* _AIM OF THE EXERCISE_: Report how many lines contain "加快发展数字经济". The answer is a single number.

* _SUPPLIED INFORMATION_:
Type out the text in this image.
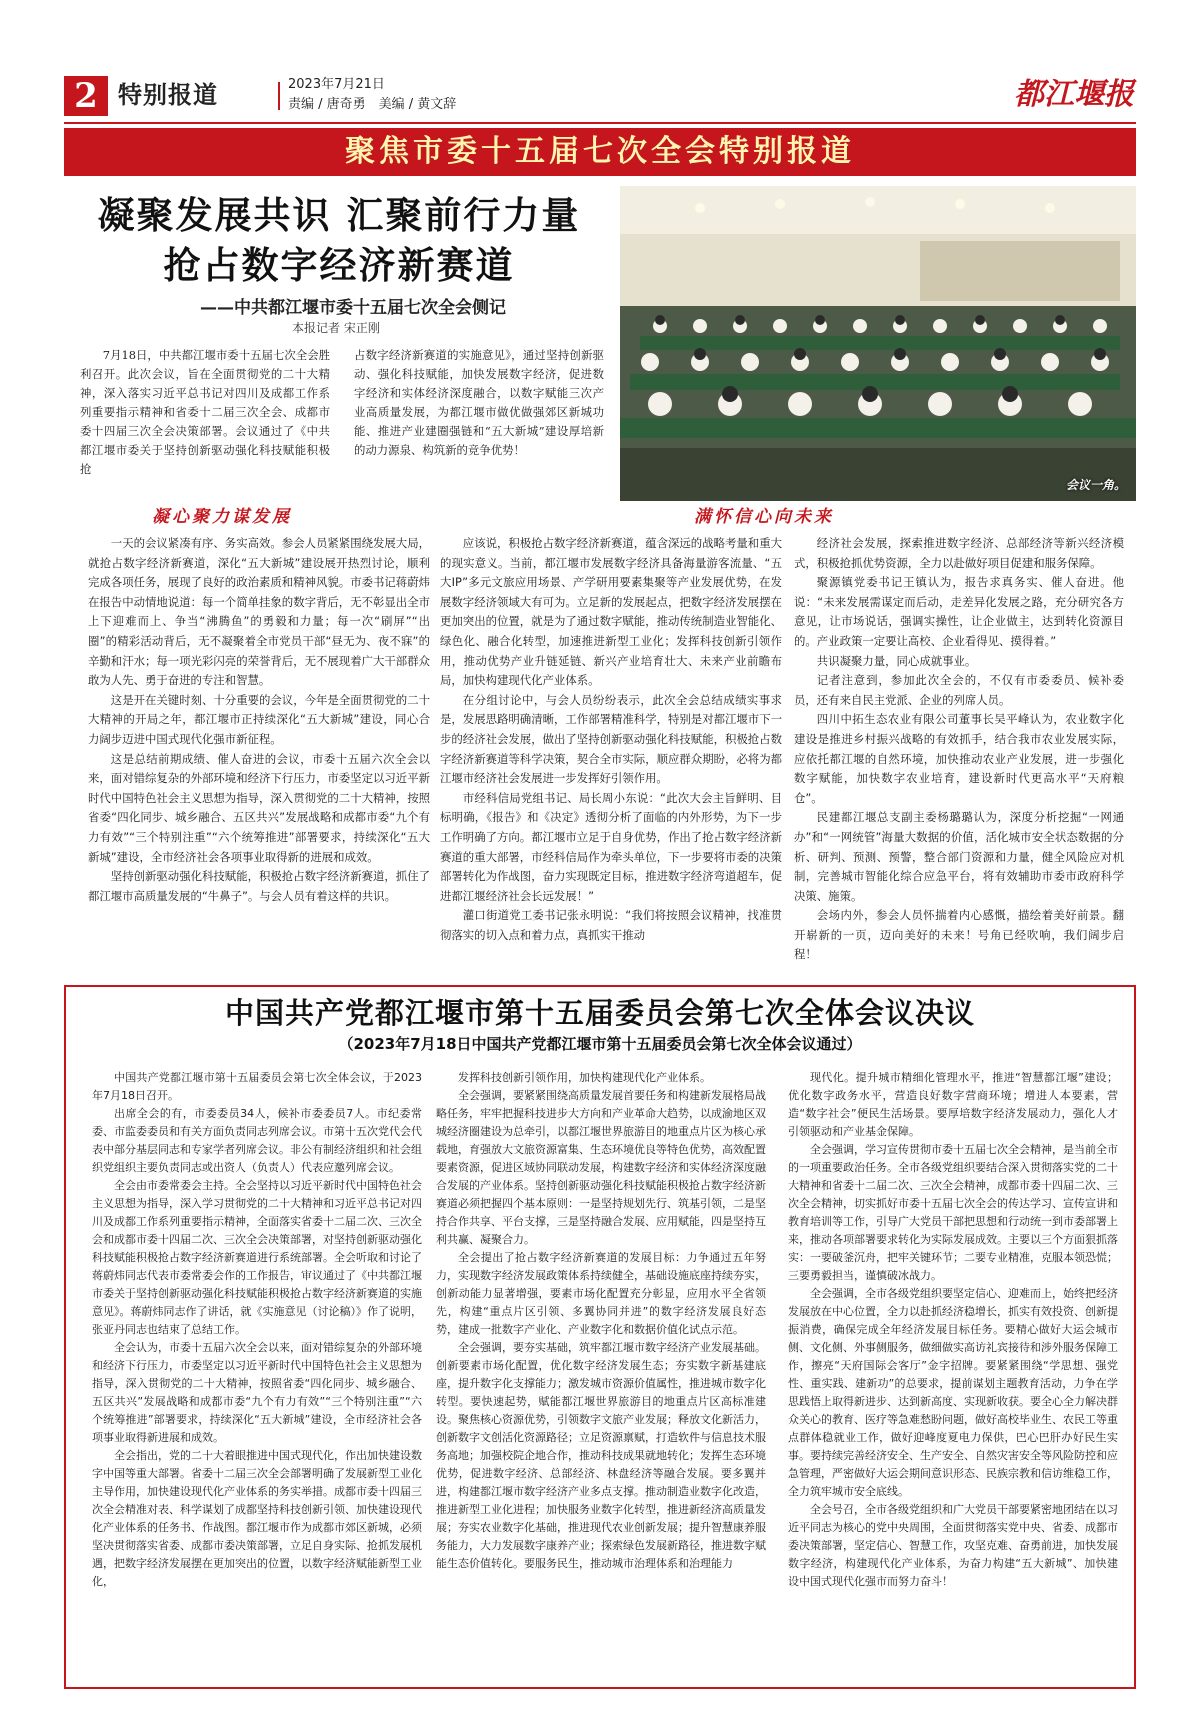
2 特别报道	2023年7月21日
责编 / 唐奇勇　美编 / 黄文辞	都江堰报
聚焦市委十五届七次全会特别报道
凝聚发展共识 汇聚前行力量
抢占数字经济新赛道
——中共都江堰市委十五届七次全会侧记
本报记者 宋正刚

7月18日，中共都江堰市委十五届七次全会胜利召开。此次会议，旨在全面贯彻党的二十大精神，深入落实习近平总书记对四川及成都工作系列重要指示精神和省委十二届三次全会、成都市委十四届三次全会决策部署。会议通过了《中共都江堰市委关于坚持创新驱动强化科技赋能积极抢

占数字经济新赛道的实施意见》，通过坚持创新驱动、强化科技赋能，加快发展数字经济，促进数字经济和实体经济深度融合，以数字赋能三次产业高质量发展，为都江堰市做优做强郊区新城功能、推进产业建圈强链和“五大新城”建设厚培新的动力源泉、构筑新的竞争优势！

会议一角。
凝心聚力谋发展	满怀信心向未来

一天的会议紧凑有序、务实高效。参会人员紧紧围绕发展大局，就抢占数字经济新赛道，深化“五大新城”建设展开热烈讨论，顺利完成各项任务，展现了良好的政治素质和精神风貌。市委书记蒋蔚炜在报告中动情地说道：每一个简单挂象的数字背后，无不彰显出全市上下迎难而上、争当“沸腾鱼”的勇毅和力量；每一次“刷屏”“出圈”的精彩活动背后，无不凝聚着全市党员干部“昼无为、夜不寐”的辛勤和汗水；每一项光彩闪亮的荣誉背后，无不展现着广大干部群众敢为人先、勇于奋进的专注和智慧。

这是开在关键时刻、十分重要的会议，今年是全面贯彻党的二十大精神的开局之年，都江堰市正持续深化“五大新城”建设，同心合力阔步迈进中国式现代化强市新征程。

这是总结前期成绩、催人奋进的会议，市委十五届六次全会以来，面对错综复杂的外部环境和经济下行压力，市委坚定以习近平新时代中国特色社会主义思想为指导，深入贯彻党的二十大精神，按照省委“四化同步、城乡融合、五区共兴”发展战略和成都市委“九个有力有效”“三个特别注重”“六个统筹推进”部署要求，持续深化“五大新城”建设，全市经济社会各项事业取得新的进展和成效。

坚持创新驱动强化科技赋能，积极抢占数字经济新赛道，抓住了都江堰市高质量发展的“牛鼻子”。与会人员有着这样的共识。

应该说，积极抢占数字经济新赛道，蕴含深远的战略考量和重大的现实意义。当前，都江堰市发展数字经济具备海量游客流量、“五大IP”多元文旅应用场景、产学研用要素集聚等产业发展优势，在发展数字经济领域大有可为。立足新的发展起点，把数字经济发展摆在更加突出的位置，就是为了通过数字赋能，推动传统制造业智能化、绿色化、融合化转型，加速推进新型工业化；发挥科技创新引领作用，推动优势产业升链延链、新兴产业培育壮大、未来产业前瞻布局，加快构建现代化产业体系。

在分组讨论中，与会人员纷纷表示，此次全会总结成绩实事求是，发展思路明确清晰，工作部署精准科学，特别是对都江堰市下一步的经济社会发展，做出了坚持创新驱动强化科技赋能，积极抢占数字经济新赛道等科学决策，契合全市实际，顺应群众期盼，必将为都江堰市经济社会发展进一步发挥好引领作用。

市经科信局党组书记、局长周小东说：“此次大会主旨鲜明、目标明确，《报告》和《决定》透彻分析了面临的内外形势，为下一步工作明确了方向。都江堰市立足于自身优势，作出了抢占数字经济新赛道的重大部署，市经科信局作为牵头单位，下一步要将市委的决策部署转化为作战图，奋力实现既定目标，推进数字经济弯道超车，促进都江堰经济社会长远发展！”

灌口街道党工委书记张永明说：“我们将按照会议精神，找准贯彻落实的切入点和着力点，真抓实干推动

经济社会发展，探索推进数字经济、总部经济等新兴经济模式，积极抢抓优势资源，全力以赴做好项目促建和服务保障。

聚源镇党委书记王镇认为，报告求真务实、催人奋进。他说：“未来发展需谋定而后动，走差异化发展之路，充分研究各方意见，让市场说话，强调实操性，让企业做主，达到转化资源目的。产业政策一定要让高校、企业看得见、摸得着。”

共识凝聚力量，同心成就事业。

记者注意到，参加此次全会的，不仅有市委委员、候补委员，还有来自民主党派、企业的列席人员。

四川中拓生态农业有限公司董事长吴平峰认为，农业数字化建设是推进乡村振兴战略的有效抓手，结合我市农业发展实际，应依托都江堰的自然环境，加快推动农业产业发展，进一步强化数字赋能，加快数字农业培育，建设新时代更高水平“天府粮仓”。

民建都江堰总支副主委杨璐璐认为，深度分析挖掘“一网通办”和“一网统管”海量大数据的价值，活化城市安全状态数据的分析、研判、预测、预警，整合部门资源和力量，健全风险应对机制，完善城市智能化综合应急平台，将有效辅助市委市政府科学决策、施策。

会场内外，参会人员怀揣着内心感慨，描绘着美好前景。翻开崭新的一页，迈向美好的未来！号角已经吹响，我们阔步启程！

中国共产党都江堰市第十五届委员会第七次全体会议决议
（2023年7月18日中国共产党都江堰市第十五届委员会第七次全体会议通过）

中国共产党都江堰市第十五届委员会第七次全体会议，于2023年7月18日召开。

出席全会的有，市委委员34人，候补市委委员7人。市纪委常委、市监委委员和有关方面负责同志列席会议。市第十五次党代会代表中部分基层同志和专家学者列席会议。非公有制经济组织和社会组织党组织主要负责同志或出资人（负责人）代表应邀列席会议。

全会由市委常委会主持。全会坚持以习近平新时代中国特色社会主义思想为指导，深入学习贯彻党的二十大精神和习近平总书记对四川及成都工作系列重要指示精神，全面落实省委十二届二次、三次全会和成都市委十四届二次、三次全会决策部署，对坚持创新驱动强化科技赋能积极抢占数字经济新赛道进行系统部署。全会听取和讨论了蒋蔚炜同志代表市委常委会作的工作报告，审议通过了《中共都江堰市委关于坚持创新驱动强化科技赋能积极抢占数字经济新赛道的实施意见》。蒋蔚炜同志作了讲话，就《实施意见（讨论稿）》作了说明，张亚丹同志也结束了总结工作。

全会认为，市委十五届六次全会以来，面对错综复杂的外部环境和经济下行压力，市委坚定以习近平新时代中国特色社会主义思想为指导，深入贯彻党的二十大精神，按照省委“四化同步、城乡融合、五区共兴”发展战略和成都市委“九个有力有效”“三个特别注重”“六个统筹推进”部署要求，持续深化“五大新城”建设，全市经济社会各项事业取得新进展和成效。

全会指出，党的二十大着眼推进中国式现代化，作出加快建设数字中国等重大部署。省委十二届三次全会部署明确了发展新型工业化主导作用，加快建设现代化产业体系的务实举措。成都市委十四届三次全会精准对表、科学谋划了成都坚持科技创新引领、加快建设现代化产业体系的任务书、作战图。都江堰市作为成都市郊区新城，必须坚决贯彻落实省委、成都市委决策部署，立足自身实际、抢抓发展机遇，把数字经济发展摆在更加突出的位置，以数字经济赋能新型工业化，

发挥科技创新引领作用，加快构建现代化产业体系。

全会强调，要紧紧围绕高质量发展首要任务和构建新发展格局战略任务，牢牢把握科技进步大方向和产业革命大趋势，以成渝地区双城经济圈建设为总牵引，以都江堰世界旅游目的地重点片区为核心承载地，育强放大文旅资源富集、生态环境优良等特色优势，高效配置要素资源，促进区域协同联动发展，构建数字经济和实体经济深度融合发展的产业体系。坚持创新驱动强化科技赋能积极抢占数字经济新赛道必须把握四个基本原则：一是坚持规划先行、筑基引领，二是坚持合作共享、平台支撑，三是坚持融合发展、应用赋能，四是坚持互利共赢、凝聚合力。

全会提出了抢占数字经济新赛道的发展目标：力争通过五年努力，实现数字经济发展政策体系持续健全，基础设施底座持续夯实，创新动能力显著增强，要素市场化配置充分彰显，应用水平全省领先，构建“重点片区引领、多翼协同并进”的数字经济发展良好态势，建成一批数字产业化、产业数字化和数据价值化试点示范。

全会强调，要夯实基础，筑牢都江堰市数字经济产业发展基础。创新要素市场化配置，优化数字经济发展生态；夯实数字新基建底座，提升数字化支撑能力；激发城市资源价值属性，推进城市数字化转型。要快速起势，赋能都江堰世界旅游目的地重点片区高标准建设。聚焦核心资源优势，引领数字文旅产业发展；释放文化新活力，创新数字文创活化资源路径；立足资源禀赋，打造软件与信息技术服务高地；加强校院企地合作，推动科技成果就地转化；发挥生态环境优势，促进数字经济、总部经济、林盘经济等融合发展。要多翼并进，构建都江堰市数字经济产业多点支撑。推动制造业数字化改造，推进新型工业化进程；加快服务业数字化转型，推进新经济高质量发展；夯实农业数字化基础，推进现代农业创新发展；提升智慧康养服务能力，大力发展数字康养产业；探索绿色发展新路径，推进数字赋能生态价值转化。要服务民生，推动城市治理体系和治理能力

现代化。提升城市精细化管理水平，推进“智慧都江堰”建设；优化数字政务水平，营造良好数字营商环境；增进人本要素，营造“数字社会”便民生活场景。要厚培数字经济发展动力，强化人才引领驱动和产业基金保障。

全会强调，学习宣传贯彻市委十五届七次全会精神，是当前全市的一项重要政治任务。全市各级党组织要结合深入贯彻落实党的二十大精神和省委十二届二次、三次全会精神，成都市委十四届二次、三次全会精神，切实抓好市委十五届七次全会的传达学习、宣传宣讲和教育培训等工作，引导广大党员干部把思想和行动统一到市委部署上来，推动各项部署要求转化为实际发展成效。主要以三个方面狠抓落实：一要破釜沉舟，把牢关键环节；二要专业精准，克服本领恐慌；三要勇毅担当，谨慎破冰战力。

全会强调，全市各级党组织要坚定信心、迎难而上，始终把经济发展放在中心位置，全力以赴抓经济稳增长，抓实有效投资、创新提振消费，确保完成全年经济发展目标任务。要精心做好大运会城市侧、文化侧、外事侧服务，做细做实高访礼宾接待和涉外服务保障工作，擦亮“天府国际会客厅”金字招牌。要紧紧围绕“学思想、强党性、重实践、建新功”的总要求，提前谋划主题教育活动，力争在学思践悟上取得新进步、达到新高度、实现新收获。要全心全力解决群众关心的教育、医疗等急难愁盼问题，做好高校毕业生、农民工等重点群体稳就业工作，做好迎峰度夏电力保供，巴心巴肝办好民生实事。要持续完善经济安全、生产安全、自然灾害安全等风险防控和应急管理，严密做好大运会期间意识形态、民族宗教和信访维稳工作，全力筑牢城市安全底线。

全会号召，全市各级党组织和广大党员干部要紧密地团结在以习近平同志为核心的党中央周围，全面贯彻落实党中央、省委、成都市委决策部署，坚定信心、智慧工作，攻坚克难、奋勇前进，加快发展数字经济，构建现代化产业体系，为奋力构建“五大新城”、加快建设中国式现代化强市而努力奋斗！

* _RIGHT ANSWER_: 2